(Entries taken from a collection)
>>>

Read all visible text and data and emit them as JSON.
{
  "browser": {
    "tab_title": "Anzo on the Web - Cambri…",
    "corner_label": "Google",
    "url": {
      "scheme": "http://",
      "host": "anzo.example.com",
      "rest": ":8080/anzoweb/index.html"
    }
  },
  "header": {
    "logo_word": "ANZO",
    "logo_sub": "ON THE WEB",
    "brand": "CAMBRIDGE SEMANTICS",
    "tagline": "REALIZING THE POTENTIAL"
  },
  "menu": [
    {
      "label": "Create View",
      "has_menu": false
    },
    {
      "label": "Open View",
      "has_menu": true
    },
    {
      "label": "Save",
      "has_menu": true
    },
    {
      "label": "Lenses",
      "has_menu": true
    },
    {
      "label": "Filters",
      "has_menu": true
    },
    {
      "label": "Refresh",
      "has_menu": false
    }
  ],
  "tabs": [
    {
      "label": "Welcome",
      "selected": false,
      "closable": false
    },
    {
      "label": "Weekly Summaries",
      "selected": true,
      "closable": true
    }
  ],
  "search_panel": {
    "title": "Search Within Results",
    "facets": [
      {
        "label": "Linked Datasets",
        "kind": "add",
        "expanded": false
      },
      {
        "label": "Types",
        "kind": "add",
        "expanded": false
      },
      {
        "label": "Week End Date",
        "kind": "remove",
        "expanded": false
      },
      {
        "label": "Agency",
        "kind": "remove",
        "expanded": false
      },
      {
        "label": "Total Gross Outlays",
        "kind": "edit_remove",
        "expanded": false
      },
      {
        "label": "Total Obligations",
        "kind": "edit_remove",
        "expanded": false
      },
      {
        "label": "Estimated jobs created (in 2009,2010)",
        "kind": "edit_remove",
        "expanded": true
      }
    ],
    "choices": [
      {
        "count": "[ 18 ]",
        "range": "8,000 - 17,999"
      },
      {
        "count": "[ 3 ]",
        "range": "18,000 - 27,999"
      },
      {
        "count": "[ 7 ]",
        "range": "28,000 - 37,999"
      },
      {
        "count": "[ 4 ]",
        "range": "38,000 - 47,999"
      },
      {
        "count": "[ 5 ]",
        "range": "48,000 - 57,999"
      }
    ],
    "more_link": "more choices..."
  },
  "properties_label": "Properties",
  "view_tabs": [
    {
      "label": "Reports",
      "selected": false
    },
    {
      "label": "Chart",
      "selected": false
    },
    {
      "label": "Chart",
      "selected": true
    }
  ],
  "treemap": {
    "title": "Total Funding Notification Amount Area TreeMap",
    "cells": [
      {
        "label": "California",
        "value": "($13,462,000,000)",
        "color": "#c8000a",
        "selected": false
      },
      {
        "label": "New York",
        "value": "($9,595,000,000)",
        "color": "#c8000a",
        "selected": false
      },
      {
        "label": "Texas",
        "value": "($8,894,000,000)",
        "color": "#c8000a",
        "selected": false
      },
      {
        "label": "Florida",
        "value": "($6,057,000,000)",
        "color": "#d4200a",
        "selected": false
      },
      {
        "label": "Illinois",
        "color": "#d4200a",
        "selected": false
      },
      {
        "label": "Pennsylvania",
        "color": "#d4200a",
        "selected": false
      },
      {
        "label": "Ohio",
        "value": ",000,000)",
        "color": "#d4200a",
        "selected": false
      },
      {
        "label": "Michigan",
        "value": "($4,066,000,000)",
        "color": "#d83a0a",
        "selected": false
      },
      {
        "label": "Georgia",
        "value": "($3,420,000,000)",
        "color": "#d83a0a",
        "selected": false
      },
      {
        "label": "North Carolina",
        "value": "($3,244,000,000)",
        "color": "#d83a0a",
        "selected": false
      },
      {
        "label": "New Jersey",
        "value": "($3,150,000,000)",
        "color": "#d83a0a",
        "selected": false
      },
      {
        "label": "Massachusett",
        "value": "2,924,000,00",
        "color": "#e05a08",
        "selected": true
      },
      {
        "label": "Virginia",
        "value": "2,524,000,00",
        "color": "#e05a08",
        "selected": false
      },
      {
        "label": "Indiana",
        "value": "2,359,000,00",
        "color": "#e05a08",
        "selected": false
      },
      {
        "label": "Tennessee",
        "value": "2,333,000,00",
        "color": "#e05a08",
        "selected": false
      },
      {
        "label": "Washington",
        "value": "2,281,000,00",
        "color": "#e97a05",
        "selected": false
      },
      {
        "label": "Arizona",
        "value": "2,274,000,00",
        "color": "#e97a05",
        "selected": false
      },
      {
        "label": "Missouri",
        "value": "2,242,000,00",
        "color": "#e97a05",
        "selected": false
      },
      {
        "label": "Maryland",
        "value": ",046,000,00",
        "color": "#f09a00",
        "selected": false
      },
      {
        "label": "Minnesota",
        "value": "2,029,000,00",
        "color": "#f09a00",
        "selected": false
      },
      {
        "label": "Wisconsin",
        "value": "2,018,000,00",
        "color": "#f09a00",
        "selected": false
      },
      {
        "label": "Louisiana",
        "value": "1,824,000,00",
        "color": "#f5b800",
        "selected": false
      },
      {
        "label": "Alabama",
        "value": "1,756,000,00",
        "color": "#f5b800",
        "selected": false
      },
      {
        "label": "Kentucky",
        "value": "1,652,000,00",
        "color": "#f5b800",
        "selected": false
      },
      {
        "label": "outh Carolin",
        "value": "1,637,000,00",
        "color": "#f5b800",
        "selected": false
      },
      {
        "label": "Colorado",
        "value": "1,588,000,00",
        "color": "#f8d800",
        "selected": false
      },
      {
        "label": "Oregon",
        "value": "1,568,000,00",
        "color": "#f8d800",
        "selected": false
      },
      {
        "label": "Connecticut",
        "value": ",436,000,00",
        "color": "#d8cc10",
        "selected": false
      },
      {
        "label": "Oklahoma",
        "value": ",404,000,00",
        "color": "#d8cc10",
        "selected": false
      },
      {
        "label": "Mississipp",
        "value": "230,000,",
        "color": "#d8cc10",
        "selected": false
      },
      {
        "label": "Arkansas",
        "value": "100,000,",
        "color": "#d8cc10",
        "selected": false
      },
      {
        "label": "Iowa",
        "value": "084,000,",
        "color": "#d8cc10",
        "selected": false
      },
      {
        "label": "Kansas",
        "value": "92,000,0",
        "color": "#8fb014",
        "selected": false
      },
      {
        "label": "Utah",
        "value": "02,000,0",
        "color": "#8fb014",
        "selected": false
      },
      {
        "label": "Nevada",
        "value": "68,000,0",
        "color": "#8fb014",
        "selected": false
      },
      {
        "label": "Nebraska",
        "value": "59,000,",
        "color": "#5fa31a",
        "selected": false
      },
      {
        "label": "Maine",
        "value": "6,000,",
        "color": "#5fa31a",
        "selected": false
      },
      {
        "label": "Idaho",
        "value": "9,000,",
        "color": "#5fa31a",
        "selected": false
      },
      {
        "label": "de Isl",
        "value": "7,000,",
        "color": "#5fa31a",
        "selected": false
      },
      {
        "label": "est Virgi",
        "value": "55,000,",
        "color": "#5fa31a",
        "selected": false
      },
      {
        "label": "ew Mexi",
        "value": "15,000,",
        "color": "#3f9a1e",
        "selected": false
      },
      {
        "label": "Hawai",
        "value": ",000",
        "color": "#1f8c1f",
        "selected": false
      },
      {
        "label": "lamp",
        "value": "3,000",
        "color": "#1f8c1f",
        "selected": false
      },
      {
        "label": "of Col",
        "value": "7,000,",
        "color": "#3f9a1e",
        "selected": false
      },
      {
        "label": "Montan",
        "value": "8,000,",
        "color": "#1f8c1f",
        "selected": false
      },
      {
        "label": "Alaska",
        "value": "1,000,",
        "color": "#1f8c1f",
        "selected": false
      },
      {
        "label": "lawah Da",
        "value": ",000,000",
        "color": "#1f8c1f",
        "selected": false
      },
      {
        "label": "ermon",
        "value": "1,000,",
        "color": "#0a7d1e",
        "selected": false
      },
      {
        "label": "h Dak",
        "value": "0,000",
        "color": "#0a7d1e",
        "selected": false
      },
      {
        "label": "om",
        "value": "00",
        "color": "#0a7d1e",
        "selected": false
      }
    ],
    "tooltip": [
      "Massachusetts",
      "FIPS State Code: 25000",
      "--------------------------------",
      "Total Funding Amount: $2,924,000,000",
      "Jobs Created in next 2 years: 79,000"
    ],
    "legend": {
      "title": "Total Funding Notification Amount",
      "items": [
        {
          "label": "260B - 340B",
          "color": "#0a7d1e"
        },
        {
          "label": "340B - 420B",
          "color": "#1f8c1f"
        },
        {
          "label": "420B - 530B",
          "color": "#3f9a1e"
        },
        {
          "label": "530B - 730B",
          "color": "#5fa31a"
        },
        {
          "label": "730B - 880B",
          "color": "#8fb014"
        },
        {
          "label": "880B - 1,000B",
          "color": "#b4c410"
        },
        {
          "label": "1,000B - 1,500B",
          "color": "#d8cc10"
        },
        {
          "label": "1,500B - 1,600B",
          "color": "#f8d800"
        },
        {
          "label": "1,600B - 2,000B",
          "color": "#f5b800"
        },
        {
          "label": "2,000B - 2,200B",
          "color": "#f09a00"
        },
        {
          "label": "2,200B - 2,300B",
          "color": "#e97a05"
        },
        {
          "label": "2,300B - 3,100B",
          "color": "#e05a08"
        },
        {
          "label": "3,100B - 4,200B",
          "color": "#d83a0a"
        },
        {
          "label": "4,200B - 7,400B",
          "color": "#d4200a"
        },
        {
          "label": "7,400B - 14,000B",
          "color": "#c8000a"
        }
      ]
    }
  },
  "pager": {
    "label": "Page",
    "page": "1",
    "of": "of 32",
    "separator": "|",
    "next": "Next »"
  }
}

<<<

OBJECTIVE: Identify the lines of the data that contain the word "Total". Copy each of them.

EXPECTED OUTPUT:
        "label": "Total Gross Outlays",
        "label": "Total Obligations",
    "title": "Total Funding Notification Amount Area TreeMap",
      "Total Funding Amount: $2,924,000,000",
      "title": "Total Funding Notification Amount",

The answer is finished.